Wherever a line below holds the word "regex", copy that line.

**EXERCISE INPUT:**
################

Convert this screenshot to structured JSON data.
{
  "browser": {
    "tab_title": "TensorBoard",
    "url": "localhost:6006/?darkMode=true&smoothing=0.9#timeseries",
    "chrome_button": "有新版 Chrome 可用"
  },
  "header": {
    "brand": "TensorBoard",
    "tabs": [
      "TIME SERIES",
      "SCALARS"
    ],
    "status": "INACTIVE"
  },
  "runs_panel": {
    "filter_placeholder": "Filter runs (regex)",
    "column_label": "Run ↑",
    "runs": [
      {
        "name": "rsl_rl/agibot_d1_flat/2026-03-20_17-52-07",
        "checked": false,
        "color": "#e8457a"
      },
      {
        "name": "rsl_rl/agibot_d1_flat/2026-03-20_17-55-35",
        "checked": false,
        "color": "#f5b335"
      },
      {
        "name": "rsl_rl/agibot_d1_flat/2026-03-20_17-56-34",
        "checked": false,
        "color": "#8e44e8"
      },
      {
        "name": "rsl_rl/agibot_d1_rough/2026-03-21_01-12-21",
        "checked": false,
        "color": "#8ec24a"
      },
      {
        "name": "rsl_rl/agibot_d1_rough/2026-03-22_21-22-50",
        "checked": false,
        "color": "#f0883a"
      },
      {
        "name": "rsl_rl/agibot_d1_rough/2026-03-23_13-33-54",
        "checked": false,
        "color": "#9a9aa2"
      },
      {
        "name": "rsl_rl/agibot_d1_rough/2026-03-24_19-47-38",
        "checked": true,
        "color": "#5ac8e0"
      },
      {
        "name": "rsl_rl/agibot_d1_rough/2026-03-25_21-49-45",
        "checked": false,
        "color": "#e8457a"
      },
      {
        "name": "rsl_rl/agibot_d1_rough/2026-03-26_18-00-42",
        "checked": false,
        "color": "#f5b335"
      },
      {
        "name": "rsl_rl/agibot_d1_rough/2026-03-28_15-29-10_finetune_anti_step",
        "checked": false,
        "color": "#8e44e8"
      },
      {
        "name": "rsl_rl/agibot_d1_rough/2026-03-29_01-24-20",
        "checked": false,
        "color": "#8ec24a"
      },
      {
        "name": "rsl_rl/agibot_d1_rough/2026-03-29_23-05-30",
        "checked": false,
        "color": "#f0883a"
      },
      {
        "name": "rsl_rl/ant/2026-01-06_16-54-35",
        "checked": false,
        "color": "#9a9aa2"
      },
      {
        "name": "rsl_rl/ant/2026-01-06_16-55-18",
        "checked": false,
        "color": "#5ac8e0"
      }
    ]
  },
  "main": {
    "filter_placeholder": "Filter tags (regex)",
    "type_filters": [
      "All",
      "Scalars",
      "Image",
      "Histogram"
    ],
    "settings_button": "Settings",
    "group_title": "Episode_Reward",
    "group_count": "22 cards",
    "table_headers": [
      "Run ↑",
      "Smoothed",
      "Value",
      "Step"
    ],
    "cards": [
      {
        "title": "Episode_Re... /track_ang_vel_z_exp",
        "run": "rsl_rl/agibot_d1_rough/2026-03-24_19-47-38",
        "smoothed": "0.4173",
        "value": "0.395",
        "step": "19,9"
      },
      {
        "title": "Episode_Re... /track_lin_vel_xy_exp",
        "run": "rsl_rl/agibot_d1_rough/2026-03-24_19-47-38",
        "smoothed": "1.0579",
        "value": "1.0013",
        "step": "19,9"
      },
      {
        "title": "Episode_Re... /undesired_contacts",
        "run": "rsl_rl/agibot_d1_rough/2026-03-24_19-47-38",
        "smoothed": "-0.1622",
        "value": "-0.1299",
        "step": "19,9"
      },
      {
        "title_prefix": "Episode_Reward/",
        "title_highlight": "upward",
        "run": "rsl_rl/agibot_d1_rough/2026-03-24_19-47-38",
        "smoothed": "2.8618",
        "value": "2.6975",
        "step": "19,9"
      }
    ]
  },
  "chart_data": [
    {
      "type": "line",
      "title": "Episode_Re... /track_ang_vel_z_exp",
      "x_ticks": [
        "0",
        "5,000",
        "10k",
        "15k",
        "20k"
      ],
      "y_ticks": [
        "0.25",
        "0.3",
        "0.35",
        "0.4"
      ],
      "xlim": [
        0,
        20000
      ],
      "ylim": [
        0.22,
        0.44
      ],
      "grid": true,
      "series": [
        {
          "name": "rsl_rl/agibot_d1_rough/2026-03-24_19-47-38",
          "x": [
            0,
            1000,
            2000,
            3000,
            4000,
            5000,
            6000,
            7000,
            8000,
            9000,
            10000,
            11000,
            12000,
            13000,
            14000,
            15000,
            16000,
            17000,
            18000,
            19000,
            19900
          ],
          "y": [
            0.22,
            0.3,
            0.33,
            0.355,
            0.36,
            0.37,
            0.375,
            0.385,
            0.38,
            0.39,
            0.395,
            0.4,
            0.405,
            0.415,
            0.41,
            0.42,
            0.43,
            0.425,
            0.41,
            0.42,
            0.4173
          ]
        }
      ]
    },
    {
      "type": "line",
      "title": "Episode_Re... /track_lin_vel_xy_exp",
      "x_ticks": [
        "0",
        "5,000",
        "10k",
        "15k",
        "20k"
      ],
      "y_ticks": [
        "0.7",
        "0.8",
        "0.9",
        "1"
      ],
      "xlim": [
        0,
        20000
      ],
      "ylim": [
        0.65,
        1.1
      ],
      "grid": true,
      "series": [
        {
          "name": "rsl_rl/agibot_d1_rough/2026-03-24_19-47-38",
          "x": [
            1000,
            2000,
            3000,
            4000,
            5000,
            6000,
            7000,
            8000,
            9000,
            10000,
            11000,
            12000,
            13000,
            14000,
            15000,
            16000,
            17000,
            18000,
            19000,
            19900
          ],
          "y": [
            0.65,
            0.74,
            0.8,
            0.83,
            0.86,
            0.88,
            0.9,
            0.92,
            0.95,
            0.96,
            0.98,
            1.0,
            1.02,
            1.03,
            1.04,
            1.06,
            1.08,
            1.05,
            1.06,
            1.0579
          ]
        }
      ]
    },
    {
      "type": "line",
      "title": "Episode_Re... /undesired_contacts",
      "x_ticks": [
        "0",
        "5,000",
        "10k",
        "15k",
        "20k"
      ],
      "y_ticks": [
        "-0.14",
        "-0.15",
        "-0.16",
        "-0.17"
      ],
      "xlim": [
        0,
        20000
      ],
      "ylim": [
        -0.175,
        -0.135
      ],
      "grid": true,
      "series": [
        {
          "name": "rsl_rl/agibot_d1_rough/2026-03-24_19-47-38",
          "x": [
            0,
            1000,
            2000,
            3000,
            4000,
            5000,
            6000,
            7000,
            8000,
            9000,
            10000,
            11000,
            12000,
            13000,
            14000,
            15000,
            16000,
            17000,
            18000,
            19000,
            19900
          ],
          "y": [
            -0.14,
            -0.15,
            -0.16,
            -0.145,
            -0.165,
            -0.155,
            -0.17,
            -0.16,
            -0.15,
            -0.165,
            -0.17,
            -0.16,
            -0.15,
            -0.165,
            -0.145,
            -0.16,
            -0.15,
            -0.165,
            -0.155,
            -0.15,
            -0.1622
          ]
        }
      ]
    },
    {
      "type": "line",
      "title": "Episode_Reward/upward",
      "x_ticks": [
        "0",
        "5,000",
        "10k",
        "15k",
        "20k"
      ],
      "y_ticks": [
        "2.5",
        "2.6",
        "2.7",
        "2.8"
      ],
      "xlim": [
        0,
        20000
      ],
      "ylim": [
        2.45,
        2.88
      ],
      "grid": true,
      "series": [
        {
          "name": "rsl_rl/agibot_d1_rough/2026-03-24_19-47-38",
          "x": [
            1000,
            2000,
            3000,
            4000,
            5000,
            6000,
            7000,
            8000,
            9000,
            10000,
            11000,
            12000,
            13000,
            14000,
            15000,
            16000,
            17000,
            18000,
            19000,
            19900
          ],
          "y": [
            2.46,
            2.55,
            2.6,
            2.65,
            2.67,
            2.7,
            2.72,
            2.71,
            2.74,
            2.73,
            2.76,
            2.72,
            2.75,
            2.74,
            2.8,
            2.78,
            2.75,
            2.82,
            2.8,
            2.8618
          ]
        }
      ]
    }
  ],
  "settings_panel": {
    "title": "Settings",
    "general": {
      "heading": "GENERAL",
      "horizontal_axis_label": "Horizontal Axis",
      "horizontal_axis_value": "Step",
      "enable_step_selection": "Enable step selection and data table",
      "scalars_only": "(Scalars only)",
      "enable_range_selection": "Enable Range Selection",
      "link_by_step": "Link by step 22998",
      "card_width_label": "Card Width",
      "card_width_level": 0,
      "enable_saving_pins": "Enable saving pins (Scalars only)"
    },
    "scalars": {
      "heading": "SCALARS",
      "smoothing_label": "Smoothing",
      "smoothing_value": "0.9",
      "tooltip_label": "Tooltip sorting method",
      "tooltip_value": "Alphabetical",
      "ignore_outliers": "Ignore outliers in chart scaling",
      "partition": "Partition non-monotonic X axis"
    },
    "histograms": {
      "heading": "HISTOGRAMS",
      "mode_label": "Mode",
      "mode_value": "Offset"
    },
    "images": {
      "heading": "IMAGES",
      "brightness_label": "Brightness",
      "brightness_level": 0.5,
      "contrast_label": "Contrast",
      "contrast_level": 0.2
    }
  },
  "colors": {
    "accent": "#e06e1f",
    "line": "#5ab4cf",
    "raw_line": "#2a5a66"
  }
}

################

**TASK RESULT:**
    "filter_placeholder": "Filter runs (regex)",
    "filter_placeholder": "Filter tags (regex)",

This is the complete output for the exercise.